TASK DESCRIPTION -
Can you copy the passage below about Takla Landing and the First Nations Health Authority in full, word for word?

As we in British Columbia (BC) celebrated the official transfer and ‘birth’ of the First Nations Health Authority (FNHA) on October 1, 2013, I thought it timely to share the transformational story of Dr. John Pawlovich and Takla Landing. But to understand the transformation, I need to share why we are working with the FNHA to help enhance the lives of those citizens living on remote reserves in rural and remote BC.
The community of Takla Landing is a First Nations community, over 1000 km north of Vancouver, and 350 km north of Prince George. The latter portion of the journey is mainly travelled on unpaved, logging, radio-only roads. The remoteness is very real, much like many other First Nations communities in the area, and difficult to imagine unless you experience it firsthand. Personally, I cannot remember being in a place like Takla, which was so peacefully quiet at night. The landscape was breathtaking, with mountains behind the foreground of Takla Lake, which was frozen at the time of my visit, but we were told was abound with lake trout, kokanee, chinook and sockeye salmon in the fishing months.

[Document layout detection data]

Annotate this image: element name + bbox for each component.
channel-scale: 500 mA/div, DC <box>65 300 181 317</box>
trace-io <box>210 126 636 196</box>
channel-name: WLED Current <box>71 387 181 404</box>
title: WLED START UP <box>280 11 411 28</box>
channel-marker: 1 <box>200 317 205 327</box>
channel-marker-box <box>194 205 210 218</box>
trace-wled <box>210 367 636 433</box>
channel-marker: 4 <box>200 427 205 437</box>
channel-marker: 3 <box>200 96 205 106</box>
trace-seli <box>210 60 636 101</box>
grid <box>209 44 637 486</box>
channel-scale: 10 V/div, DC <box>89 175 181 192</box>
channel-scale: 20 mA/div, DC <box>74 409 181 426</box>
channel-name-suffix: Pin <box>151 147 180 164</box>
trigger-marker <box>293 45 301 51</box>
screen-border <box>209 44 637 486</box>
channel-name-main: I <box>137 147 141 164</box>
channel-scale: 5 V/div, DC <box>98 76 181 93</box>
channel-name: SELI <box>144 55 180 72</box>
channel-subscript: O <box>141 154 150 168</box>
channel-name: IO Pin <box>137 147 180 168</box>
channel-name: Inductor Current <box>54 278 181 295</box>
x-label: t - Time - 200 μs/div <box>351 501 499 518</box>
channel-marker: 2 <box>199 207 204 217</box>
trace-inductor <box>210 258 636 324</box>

FINISHED EXERCISE -
As we in British Columbia (BC) celebrated the official transfer and ‘birth’ of the First Nations Health Authority (FNHA) on October 1, 2013, I thought it timely to share the transformational story of Dr. John Pawlovich and Takla Landing. But to understand the transformation, I need to share why we are working with the FNHA to help enhance the lives of those citizens living on remote reserves in rural and remote BC.
The community of Takla Landing is a First Nations community, over 1000 km north of Vancouver, and 350 km north of Prince George. The latter portion of the journey is mainly travelled on unpaved, logging, radio-only roads. The remoteness is very real, much like many other First Nations communities in the area, and difficult to imagine unless you experience it firsthand. Personally, I cannot remember being in a place like Takla, which was so peacefully quiet at night. The landscape was breathtaking, with mountains behind the foreground of Takla Lake, which was frozen at the time of my visit, but we were told was abound with lake trout, kokanee, chinook and sockeye salmon in the fishing months.